Data records
━━━

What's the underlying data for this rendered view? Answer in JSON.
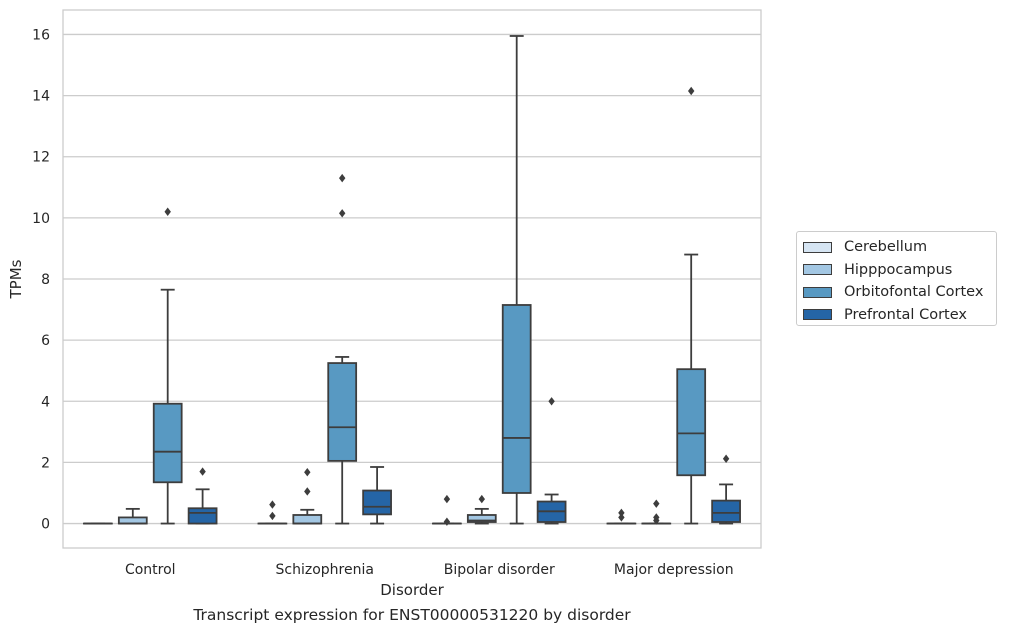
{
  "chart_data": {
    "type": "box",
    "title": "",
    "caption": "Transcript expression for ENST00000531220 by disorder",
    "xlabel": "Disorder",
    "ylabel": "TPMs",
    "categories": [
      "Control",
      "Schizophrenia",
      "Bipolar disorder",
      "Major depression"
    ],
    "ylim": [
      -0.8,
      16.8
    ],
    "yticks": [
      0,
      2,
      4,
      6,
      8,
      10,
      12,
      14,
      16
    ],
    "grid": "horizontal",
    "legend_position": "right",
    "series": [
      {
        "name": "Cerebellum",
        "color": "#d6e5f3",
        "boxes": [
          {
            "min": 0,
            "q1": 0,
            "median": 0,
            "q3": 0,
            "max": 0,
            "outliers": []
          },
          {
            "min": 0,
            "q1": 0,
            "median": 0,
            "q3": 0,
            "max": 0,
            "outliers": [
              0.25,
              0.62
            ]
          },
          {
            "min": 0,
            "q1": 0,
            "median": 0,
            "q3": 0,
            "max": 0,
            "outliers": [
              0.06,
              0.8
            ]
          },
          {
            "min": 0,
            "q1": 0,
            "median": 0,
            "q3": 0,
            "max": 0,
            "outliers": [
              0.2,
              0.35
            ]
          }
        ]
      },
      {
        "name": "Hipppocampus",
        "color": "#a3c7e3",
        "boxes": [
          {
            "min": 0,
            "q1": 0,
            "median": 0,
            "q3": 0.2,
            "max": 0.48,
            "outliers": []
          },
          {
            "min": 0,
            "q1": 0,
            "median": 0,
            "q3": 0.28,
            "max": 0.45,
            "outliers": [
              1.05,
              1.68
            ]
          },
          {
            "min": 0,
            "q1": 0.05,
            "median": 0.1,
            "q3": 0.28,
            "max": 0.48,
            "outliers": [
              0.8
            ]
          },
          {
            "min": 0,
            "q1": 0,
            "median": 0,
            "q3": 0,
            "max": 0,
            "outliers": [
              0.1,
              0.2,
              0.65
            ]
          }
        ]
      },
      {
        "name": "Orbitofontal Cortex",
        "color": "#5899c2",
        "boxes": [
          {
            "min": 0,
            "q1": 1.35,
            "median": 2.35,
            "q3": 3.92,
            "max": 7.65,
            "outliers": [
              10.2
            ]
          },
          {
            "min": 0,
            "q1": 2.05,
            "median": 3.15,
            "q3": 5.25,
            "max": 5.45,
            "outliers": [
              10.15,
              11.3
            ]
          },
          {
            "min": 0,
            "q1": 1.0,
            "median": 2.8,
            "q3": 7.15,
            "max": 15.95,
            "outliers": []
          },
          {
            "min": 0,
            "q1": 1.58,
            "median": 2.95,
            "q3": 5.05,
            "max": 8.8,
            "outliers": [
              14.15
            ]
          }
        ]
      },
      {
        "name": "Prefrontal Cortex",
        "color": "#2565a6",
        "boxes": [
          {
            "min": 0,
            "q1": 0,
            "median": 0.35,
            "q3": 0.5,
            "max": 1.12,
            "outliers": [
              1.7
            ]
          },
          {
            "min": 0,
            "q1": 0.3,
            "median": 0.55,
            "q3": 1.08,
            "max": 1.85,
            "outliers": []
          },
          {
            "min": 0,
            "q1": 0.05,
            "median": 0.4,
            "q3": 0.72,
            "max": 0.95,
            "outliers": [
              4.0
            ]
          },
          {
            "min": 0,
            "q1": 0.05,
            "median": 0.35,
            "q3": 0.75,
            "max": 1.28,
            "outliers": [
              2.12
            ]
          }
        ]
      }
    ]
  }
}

━━━

■ **Set problem**:
Look for the word "name" in every line of the listing and copy the lines that have it.

■ **Solution for this problem**:
        "name": "Cerebellum",
        "name": "Hipppocampus",
        "name": "Orbitofontal Cortex",
        "name": "Prefrontal Cortex",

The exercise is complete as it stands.